◆ EXERCISE ◆
Show, in full, each line of the data that contains "disturb".

______

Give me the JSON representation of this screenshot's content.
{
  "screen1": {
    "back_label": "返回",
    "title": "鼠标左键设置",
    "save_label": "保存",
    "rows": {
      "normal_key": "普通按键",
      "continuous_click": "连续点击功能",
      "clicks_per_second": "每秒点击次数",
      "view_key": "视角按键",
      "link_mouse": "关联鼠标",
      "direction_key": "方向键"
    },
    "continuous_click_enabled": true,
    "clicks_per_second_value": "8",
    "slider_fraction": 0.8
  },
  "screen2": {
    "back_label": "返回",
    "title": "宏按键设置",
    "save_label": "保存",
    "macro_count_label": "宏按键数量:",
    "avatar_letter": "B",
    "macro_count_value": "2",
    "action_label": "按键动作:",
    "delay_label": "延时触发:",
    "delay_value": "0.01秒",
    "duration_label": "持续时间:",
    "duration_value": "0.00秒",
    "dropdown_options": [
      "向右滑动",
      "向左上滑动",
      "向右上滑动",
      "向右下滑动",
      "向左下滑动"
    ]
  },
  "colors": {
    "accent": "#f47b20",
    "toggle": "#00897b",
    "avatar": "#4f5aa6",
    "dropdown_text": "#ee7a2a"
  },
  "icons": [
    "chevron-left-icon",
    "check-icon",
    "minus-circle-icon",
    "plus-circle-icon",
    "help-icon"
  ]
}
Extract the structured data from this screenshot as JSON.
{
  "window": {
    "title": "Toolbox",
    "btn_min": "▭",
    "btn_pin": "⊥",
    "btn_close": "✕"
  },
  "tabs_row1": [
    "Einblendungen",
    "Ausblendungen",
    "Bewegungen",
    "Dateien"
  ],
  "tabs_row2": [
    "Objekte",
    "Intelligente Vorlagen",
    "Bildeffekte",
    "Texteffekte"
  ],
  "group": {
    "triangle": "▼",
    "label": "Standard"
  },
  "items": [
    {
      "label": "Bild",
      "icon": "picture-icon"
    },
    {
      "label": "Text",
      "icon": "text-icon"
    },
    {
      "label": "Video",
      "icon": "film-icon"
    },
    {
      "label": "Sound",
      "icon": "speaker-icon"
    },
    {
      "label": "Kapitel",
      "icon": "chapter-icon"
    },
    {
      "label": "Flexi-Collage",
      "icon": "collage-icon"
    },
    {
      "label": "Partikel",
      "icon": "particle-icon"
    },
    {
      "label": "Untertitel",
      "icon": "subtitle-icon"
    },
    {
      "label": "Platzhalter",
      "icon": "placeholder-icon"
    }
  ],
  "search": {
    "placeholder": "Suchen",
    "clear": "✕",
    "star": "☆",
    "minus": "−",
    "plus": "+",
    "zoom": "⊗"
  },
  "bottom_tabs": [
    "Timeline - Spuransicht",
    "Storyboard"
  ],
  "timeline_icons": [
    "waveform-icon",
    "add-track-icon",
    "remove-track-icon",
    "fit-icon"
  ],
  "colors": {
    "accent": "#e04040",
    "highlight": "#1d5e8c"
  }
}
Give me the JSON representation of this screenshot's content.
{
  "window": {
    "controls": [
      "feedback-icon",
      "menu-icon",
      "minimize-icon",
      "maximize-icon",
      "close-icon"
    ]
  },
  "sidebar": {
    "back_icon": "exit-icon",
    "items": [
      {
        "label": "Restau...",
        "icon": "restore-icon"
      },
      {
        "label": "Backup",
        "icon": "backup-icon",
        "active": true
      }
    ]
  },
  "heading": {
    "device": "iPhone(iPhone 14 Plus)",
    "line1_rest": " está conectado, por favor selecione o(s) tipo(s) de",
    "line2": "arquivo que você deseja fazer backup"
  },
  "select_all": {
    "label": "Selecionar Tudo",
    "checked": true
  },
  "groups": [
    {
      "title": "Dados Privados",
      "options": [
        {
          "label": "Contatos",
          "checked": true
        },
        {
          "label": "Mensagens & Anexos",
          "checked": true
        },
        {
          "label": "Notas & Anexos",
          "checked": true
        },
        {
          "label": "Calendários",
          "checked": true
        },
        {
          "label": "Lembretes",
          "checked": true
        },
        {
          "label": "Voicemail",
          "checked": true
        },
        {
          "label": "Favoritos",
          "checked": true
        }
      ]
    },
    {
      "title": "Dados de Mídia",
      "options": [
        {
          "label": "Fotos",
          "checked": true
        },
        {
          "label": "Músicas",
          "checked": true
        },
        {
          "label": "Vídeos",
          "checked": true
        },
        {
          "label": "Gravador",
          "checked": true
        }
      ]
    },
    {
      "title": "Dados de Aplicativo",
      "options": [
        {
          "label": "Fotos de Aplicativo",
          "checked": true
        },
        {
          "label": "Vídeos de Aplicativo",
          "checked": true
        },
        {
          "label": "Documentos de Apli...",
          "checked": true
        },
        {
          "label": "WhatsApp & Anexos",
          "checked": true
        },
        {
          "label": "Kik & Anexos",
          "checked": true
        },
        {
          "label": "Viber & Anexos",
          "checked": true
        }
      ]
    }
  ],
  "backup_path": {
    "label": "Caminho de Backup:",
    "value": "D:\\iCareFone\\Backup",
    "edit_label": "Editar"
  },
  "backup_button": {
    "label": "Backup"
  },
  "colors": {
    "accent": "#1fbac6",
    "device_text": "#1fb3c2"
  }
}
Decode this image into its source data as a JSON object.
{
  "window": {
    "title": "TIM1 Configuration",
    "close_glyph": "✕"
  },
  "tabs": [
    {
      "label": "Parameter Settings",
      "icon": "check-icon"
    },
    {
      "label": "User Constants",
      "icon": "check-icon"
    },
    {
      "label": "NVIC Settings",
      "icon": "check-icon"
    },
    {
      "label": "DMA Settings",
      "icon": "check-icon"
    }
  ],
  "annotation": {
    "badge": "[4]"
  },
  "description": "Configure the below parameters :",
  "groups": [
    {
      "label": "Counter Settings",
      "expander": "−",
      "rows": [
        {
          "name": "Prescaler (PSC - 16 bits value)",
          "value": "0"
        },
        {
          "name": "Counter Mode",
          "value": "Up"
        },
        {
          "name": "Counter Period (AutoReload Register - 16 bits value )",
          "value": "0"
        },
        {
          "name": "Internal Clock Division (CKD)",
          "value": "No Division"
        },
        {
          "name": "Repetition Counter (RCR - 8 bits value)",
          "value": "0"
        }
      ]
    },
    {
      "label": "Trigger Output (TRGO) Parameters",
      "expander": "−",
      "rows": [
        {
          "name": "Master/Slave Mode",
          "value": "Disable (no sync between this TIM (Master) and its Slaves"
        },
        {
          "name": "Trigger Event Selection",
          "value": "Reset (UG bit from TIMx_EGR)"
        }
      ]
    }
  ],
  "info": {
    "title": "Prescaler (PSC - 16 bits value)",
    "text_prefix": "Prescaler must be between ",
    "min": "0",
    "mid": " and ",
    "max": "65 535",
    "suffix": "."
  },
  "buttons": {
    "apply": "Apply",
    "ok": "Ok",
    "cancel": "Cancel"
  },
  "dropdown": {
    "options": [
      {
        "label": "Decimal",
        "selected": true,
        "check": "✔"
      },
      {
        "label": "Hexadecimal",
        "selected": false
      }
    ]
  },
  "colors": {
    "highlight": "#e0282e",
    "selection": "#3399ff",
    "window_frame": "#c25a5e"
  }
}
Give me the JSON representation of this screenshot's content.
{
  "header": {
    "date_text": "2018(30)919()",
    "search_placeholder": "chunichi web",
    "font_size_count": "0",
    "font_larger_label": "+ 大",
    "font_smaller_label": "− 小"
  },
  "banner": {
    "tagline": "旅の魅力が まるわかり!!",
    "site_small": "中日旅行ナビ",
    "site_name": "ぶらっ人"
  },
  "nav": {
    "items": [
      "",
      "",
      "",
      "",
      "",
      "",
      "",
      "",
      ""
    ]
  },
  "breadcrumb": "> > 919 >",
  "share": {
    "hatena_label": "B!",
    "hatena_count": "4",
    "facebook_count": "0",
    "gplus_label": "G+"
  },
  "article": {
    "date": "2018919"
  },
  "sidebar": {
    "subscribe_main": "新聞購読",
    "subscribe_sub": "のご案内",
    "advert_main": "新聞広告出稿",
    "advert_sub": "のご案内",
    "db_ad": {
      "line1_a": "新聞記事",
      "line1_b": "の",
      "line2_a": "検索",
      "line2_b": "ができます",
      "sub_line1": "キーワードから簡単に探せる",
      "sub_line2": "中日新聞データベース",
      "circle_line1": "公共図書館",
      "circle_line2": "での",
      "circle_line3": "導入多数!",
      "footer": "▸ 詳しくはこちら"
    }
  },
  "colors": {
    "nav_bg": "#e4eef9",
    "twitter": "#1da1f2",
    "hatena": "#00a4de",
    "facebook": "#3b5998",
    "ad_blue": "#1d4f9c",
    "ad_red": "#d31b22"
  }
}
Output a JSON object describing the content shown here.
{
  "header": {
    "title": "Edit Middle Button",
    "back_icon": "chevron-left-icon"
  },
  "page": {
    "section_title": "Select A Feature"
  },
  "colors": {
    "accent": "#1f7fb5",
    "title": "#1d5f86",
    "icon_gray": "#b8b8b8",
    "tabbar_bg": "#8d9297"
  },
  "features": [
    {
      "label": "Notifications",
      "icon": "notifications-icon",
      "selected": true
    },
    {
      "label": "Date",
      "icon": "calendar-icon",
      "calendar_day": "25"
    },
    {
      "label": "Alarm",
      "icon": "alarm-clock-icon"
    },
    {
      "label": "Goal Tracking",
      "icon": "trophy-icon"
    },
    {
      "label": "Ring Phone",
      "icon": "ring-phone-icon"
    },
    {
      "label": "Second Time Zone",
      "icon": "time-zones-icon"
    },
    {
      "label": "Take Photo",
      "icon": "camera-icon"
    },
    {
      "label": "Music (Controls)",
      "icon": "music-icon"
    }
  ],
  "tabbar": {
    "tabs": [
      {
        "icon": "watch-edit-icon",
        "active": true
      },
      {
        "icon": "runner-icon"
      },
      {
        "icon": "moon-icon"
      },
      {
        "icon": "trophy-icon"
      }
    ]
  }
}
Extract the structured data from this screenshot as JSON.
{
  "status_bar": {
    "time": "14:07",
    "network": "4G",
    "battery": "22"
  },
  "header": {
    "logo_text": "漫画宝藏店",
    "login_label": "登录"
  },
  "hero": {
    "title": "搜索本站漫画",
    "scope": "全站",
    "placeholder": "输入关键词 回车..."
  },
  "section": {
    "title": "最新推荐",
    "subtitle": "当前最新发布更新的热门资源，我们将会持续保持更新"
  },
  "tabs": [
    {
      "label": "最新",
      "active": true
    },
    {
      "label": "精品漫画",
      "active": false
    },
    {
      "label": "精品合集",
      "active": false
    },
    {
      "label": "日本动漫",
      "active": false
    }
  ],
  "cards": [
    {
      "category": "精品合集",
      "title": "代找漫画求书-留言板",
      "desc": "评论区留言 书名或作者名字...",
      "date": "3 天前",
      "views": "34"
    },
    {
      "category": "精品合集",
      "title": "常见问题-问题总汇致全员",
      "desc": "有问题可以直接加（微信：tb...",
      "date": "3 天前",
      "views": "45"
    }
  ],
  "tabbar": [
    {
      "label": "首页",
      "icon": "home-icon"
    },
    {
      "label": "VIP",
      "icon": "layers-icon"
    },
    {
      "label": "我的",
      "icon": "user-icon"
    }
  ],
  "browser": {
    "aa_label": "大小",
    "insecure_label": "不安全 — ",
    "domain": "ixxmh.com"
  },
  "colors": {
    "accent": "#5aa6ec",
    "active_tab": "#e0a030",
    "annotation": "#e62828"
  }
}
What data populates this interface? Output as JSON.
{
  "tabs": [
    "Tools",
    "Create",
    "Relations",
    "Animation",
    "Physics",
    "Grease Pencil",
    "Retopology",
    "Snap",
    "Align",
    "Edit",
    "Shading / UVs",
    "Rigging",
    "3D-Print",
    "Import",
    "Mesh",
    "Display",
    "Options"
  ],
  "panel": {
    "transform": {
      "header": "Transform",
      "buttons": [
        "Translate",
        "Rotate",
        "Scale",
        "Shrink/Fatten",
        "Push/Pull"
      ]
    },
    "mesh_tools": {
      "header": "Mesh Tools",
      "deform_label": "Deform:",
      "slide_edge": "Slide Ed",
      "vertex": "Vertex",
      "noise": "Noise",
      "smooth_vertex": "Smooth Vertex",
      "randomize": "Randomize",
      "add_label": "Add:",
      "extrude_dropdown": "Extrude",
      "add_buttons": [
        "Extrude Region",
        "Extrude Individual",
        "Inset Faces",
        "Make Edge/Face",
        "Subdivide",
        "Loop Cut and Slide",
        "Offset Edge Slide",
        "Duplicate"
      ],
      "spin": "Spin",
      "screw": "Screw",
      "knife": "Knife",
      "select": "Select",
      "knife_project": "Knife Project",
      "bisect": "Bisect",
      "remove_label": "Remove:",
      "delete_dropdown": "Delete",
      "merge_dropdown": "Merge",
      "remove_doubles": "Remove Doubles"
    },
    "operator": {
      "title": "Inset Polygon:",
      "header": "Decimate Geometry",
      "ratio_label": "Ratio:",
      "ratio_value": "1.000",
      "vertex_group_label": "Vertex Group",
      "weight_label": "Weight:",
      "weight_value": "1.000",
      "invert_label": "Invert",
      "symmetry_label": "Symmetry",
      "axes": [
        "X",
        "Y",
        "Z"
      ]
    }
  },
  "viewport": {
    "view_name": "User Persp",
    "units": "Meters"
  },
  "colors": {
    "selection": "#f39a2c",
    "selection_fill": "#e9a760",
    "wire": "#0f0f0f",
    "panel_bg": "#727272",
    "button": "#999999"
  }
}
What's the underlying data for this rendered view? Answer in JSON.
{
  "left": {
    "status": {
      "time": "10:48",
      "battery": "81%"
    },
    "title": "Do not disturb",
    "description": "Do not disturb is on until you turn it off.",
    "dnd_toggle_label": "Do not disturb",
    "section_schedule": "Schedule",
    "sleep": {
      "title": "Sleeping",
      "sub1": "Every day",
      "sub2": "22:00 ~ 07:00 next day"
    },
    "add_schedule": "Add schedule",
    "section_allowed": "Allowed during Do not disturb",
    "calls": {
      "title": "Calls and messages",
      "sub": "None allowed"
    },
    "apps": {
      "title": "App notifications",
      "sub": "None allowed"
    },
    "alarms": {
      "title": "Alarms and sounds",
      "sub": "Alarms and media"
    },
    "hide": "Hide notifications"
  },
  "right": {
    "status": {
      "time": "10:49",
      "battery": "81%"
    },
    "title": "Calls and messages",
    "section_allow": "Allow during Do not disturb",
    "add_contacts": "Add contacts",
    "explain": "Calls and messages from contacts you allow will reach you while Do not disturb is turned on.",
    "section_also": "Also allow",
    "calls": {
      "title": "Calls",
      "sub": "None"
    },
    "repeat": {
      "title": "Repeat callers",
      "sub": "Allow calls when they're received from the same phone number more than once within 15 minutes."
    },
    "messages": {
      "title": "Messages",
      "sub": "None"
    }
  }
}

______

◆ TASK ANSWER ◆
    "title": "Do not disturb",
    "description": "Do not disturb is on until you turn it off.",
    "dnd_toggle_label": "Do not disturb",
    "section_allowed": "Allowed during Do not disturb",
    "section_allow": "Allow during Do not disturb",
    "explain": "Calls and messages from contacts you allow will reach you while Do not disturb is turned on.",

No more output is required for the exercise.